**INSTRUCTIONS FOR THE TASK**:
Exact repetition, pictures omitted: give every record below again.

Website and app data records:
::::

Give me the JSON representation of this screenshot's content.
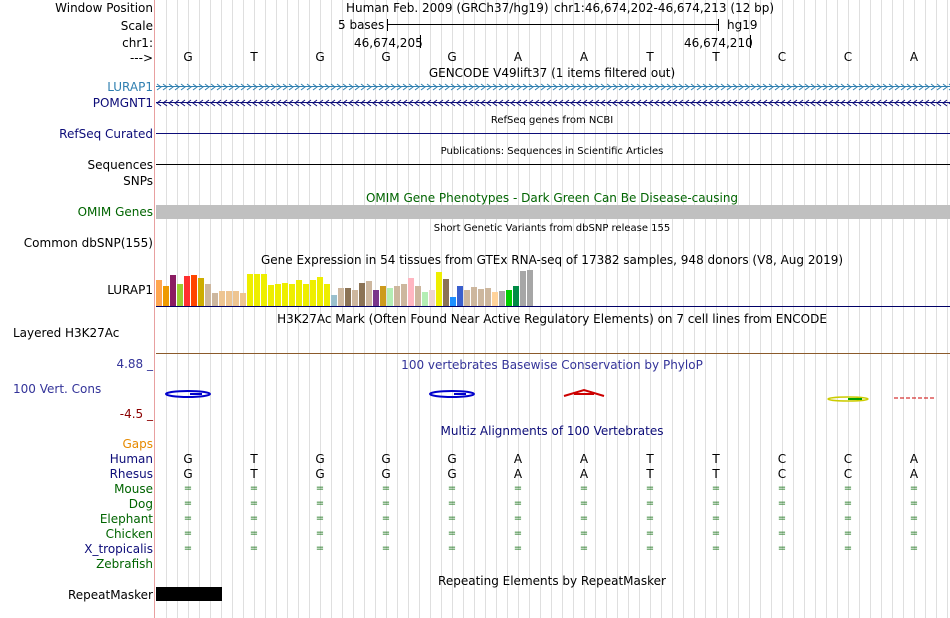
{
  "header": {
    "window_position_label": "Window Position",
    "scale_label": "Scale",
    "chrom_label": "chr1:",
    "strand_label": "--->",
    "assembly_text": "Human Feb. 2009 (GRCh37/hg19)",
    "position_text": "chr1:46,674,202-46,674,213 (12 bp)",
    "scale_text": "5 bases",
    "scale_assembly": "hg19",
    "coord_left": "46,674,205",
    "coord_right": "46,674,210"
  },
  "bases": [
    "G",
    "T",
    "G",
    "G",
    "G",
    "A",
    "A",
    "T",
    "T",
    "C",
    "C",
    "A"
  ],
  "tracks": {
    "gencode": {
      "title": "GENCODE V49lift37 (1 items filtered out)",
      "genes": [
        "LURAP1",
        "POMGNT1"
      ],
      "lurap1_color": "#2f7fb0",
      "pomgnt1_color": "#0c0c78"
    },
    "refseq": {
      "title": "RefSeq genes from NCBI",
      "label": "RefSeq Curated",
      "color": "#0c0c78"
    },
    "publications": {
      "title": "Publications: Sequences in Scientific Articles",
      "label": "Sequences"
    },
    "snps": {
      "label": "SNPs"
    },
    "omim": {
      "title": "OMIM Gene Phenotypes - Dark Green Can Be Disease-causing",
      "label": "OMIM Genes",
      "color": "#006400",
      "bar_color": "#c0c0c0"
    },
    "dbsnp": {
      "title": "Short Genetic Variants from dbSNP release 155",
      "label": "Common dbSNP(155)"
    },
    "gtex": {
      "title": "Gene Expression in 54 tissues from GTEx RNA-seq of 17382 samples, 948 donors (V8, Aug 2019)",
      "label": "LURAP1",
      "tissue_levels": [
        0.72,
        0.55,
        0.85,
        0.6,
        0.82,
        0.85,
        0.78,
        0.62,
        0.35,
        0.42,
        0.42,
        0.42,
        0.35,
        0.9,
        0.9,
        0.88,
        0.58,
        0.6,
        0.65,
        0.62,
        0.72,
        0.6,
        0.72,
        0.8,
        0.6,
        0.3,
        0.5,
        0.5,
        0.45,
        0.65,
        0.7,
        0.45,
        0.55,
        0.5,
        0.55,
        0.62,
        0.78,
        0.55,
        0.4,
        0.45,
        0.95,
        0.75,
        0.25,
        0.55,
        0.45,
        0.52,
        0.48,
        0.5,
        0.38,
        0.42,
        0.45,
        0.55,
        0.98,
        1.0
      ],
      "tissue_colors": [
        "#ffa54f",
        "#ee9a00",
        "#8b1c62",
        "#9acd32",
        "#ff3030",
        "#ff4500",
        "#cdad00",
        "#cdb79e",
        "#cdb79e",
        "#eec591",
        "#eec591",
        "#eec591",
        "#eec591",
        "#eeee00",
        "#eeee00",
        "#eeee00",
        "#eeee00",
        "#eeee00",
        "#eeee00",
        "#eeee00",
        "#eeee00",
        "#eeee00",
        "#eeee00",
        "#eeee00",
        "#eeee00",
        "#9ac0cd",
        "#cdb79e",
        "#8b7355",
        "#cdb79e",
        "#8b7355",
        "#cdb79e",
        "#7a378b",
        "#cd9b1d",
        "#b4eeb4",
        "#cdb79e",
        "#cdb79e",
        "#ffb6c1",
        "#cdb79e",
        "#b4eeb4",
        "#eed5d2",
        "#eeee00",
        "#8b7355",
        "#1e90ff",
        "#3a5fcd",
        "#cdb79e",
        "#cdb79e",
        "#cdb79e",
        "#cdb79e",
        "#ffd39b",
        "#a6a6a6",
        "#00cd00",
        "#008b45",
        "#a6a6a6",
        "#a6a6a6"
      ]
    },
    "h3k27ac": {
      "title": "H3K27Ac Mark (Often Found Near Active Regulatory Elements) on 7 cell lines from ENCODE",
      "label": "Layered H3K27Ac"
    },
    "phylop": {
      "title": "100 vertebrates Basewise Conservation by PhyloP",
      "label": "100 Vert. Cons",
      "max_label": "4.88 _",
      "min_label": "-4.5 _",
      "color": "#333399"
    },
    "multiz": {
      "title": "Multiz Alignments of 100 Vertebrates",
      "gaps_label": "Gaps",
      "species": [
        "Human",
        "Rhesus",
        "Mouse",
        "Dog",
        "Elephant",
        "Chicken",
        "X_tropicalis",
        "Zebrafish"
      ],
      "species_colors": [
        "#0c0c78",
        "#0c0c78",
        "#006400",
        "#006400",
        "#006400",
        "#006400",
        "#0c0c78",
        "#006400"
      ],
      "human_seq": [
        "G",
        "T",
        "G",
        "G",
        "G",
        "A",
        "A",
        "T",
        "T",
        "C",
        "C",
        "A"
      ],
      "rhesus_seq": [
        "G",
        "T",
        "G",
        "G",
        "G",
        "A",
        "A",
        "T",
        "T",
        "C",
        "C",
        "A"
      ],
      "match_symbol": "="
    },
    "repeatmasker": {
      "title": "Repeating Elements by RepeatMasker",
      "label": "RepeatMasker"
    }
  }
}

::::

**RESULT OF THIS TASK**:
Give me the JSON representation of this screenshot's content.
{
  "header": {
    "window_position_label": "Window Position",
    "scale_label": "Scale",
    "chrom_label": "chr1:",
    "strand_label": "--->",
    "assembly_text": "Human Feb. 2009 (GRCh37/hg19)",
    "position_text": "chr1:46,674,202-46,674,213 (12 bp)",
    "scale_text": "5 bases",
    "scale_assembly": "hg19",
    "coord_left": "46,674,205",
    "coord_right": "46,674,210"
  },
  "bases": [
    "G",
    "T",
    "G",
    "G",
    "G",
    "A",
    "A",
    "T",
    "T",
    "C",
    "C",
    "A"
  ],
  "tracks": {
    "gencode": {
      "title": "GENCODE V49lift37 (1 items filtered out)",
      "genes": [
        "LURAP1",
        "POMGNT1"
      ],
      "lurap1_color": "#2f7fb0",
      "pomgnt1_color": "#0c0c78"
    },
    "refseq": {
      "title": "RefSeq genes from NCBI",
      "label": "RefSeq Curated",
      "color": "#0c0c78"
    },
    "publications": {
      "title": "Publications: Sequences in Scientific Articles",
      "label": "Sequences"
    },
    "snps": {
      "label": "SNPs"
    },
    "omim": {
      "title": "OMIM Gene Phenotypes - Dark Green Can Be Disease-causing",
      "label": "OMIM Genes",
      "color": "#006400",
      "bar_color": "#c0c0c0"
    },
    "dbsnp": {
      "title": "Short Genetic Variants from dbSNP release 155",
      "label": "Common dbSNP(155)"
    },
    "gtex": {
      "title": "Gene Expression in 54 tissues from GTEx RNA-seq of 17382 samples, 948 donors (V8, Aug 2019)",
      "label": "LURAP1",
      "tissue_levels": [
        0.72,
        0.55,
        0.85,
        0.6,
        0.82,
        0.85,
        0.78,
        0.62,
        0.35,
        0.42,
        0.42,
        0.42,
        0.35,
        0.9,
        0.9,
        0.88,
        0.58,
        0.6,
        0.65,
        0.62,
        0.72,
        0.6,
        0.72,
        0.8,
        0.6,
        0.3,
        0.5,
        0.5,
        0.45,
        0.65,
        0.7,
        0.45,
        0.55,
        0.5,
        0.55,
        0.62,
        0.78,
        0.55,
        0.4,
        0.45,
        0.95,
        0.75,
        0.25,
        0.55,
        0.45,
        0.52,
        0.48,
        0.5,
        0.38,
        0.42,
        0.45,
        0.55,
        0.98,
        1.0
      ],
      "tissue_colors": [
        "#ffa54f",
        "#ee9a00",
        "#8b1c62",
        "#9acd32",
        "#ff3030",
        "#ff4500",
        "#cdad00",
        "#cdb79e",
        "#cdb79e",
        "#eec591",
        "#eec591",
        "#eec591",
        "#eec591",
        "#eeee00",
        "#eeee00",
        "#eeee00",
        "#eeee00",
        "#eeee00",
        "#eeee00",
        "#eeee00",
        "#eeee00",
        "#eeee00",
        "#eeee00",
        "#eeee00",
        "#eeee00",
        "#9ac0cd",
        "#cdb79e",
        "#8b7355",
        "#cdb79e",
        "#8b7355",
        "#cdb79e",
        "#7a378b",
        "#cd9b1d",
        "#b4eeb4",
        "#cdb79e",
        "#cdb79e",
        "#ffb6c1",
        "#cdb79e",
        "#b4eeb4",
        "#eed5d2",
        "#eeee00",
        "#8b7355",
        "#1e90ff",
        "#3a5fcd",
        "#cdb79e",
        "#cdb79e",
        "#cdb79e",
        "#cdb79e",
        "#ffd39b",
        "#a6a6a6",
        "#00cd00",
        "#008b45",
        "#a6a6a6",
        "#a6a6a6"
      ]
    },
    "h3k27ac": {
      "title": "H3K27Ac Mark (Often Found Near Active Regulatory Elements) on 7 cell lines from ENCODE",
      "label": "Layered H3K27Ac"
    },
    "phylop": {
      "title": "100 vertebrates Basewise Conservation by PhyloP",
      "label": "100 Vert. Cons",
      "max_label": "4.88 _",
      "min_label": "-4.5 _",
      "color": "#333399"
    },
    "multiz": {
      "title": "Multiz Alignments of 100 Vertebrates",
      "gaps_label": "Gaps",
      "species": [
        "Human",
        "Rhesus",
        "Mouse",
        "Dog",
        "Elephant",
        "Chicken",
        "X_tropicalis",
        "Zebrafish"
      ],
      "species_colors": [
        "#0c0c78",
        "#0c0c78",
        "#006400",
        "#006400",
        "#006400",
        "#006400",
        "#0c0c78",
        "#006400"
      ],
      "human_seq": [
        "G",
        "T",
        "G",
        "G",
        "G",
        "A",
        "A",
        "T",
        "T",
        "C",
        "C",
        "A"
      ],
      "rhesus_seq": [
        "G",
        "T",
        "G",
        "G",
        "G",
        "A",
        "A",
        "T",
        "T",
        "C",
        "C",
        "A"
      ],
      "match_symbol": "="
    },
    "repeatmasker": {
      "title": "Repeating Elements by RepeatMasker",
      "label": "RepeatMasker"
    }
  }
}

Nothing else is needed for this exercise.